*** DATASET RECORDS ***

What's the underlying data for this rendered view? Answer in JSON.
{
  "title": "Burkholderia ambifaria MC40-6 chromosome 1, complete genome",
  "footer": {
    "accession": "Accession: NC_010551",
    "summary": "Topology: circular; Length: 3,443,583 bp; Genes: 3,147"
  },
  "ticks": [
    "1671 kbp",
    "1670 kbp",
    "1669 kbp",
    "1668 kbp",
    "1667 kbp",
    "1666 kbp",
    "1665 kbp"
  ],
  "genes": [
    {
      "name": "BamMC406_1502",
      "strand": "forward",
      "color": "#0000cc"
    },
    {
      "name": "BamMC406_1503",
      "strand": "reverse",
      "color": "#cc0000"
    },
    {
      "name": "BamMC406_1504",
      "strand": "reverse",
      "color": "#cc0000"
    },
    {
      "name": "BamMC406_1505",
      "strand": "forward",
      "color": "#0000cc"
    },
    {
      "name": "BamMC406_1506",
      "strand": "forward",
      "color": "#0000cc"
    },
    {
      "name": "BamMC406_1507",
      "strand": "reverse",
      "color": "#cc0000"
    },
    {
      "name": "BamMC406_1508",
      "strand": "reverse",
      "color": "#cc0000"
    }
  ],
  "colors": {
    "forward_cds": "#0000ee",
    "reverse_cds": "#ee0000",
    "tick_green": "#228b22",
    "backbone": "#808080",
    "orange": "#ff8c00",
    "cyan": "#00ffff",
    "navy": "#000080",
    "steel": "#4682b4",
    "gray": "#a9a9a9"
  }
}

*** End of DATASET RECORDS ***

### TASK ITEM
Copy out every line of the entries where the string "name" shows up.

### REPLY TO THE EXERCISE
      "name": "BamMC406_1502",
      "name": "BamMC406_1503",
      "name": "BamMC406_1504",
      "name": "BamMC406_1505",
      "name": "BamMC406_1506",
      "name": "BamMC406_1507",
      "name": "BamMC406_1508",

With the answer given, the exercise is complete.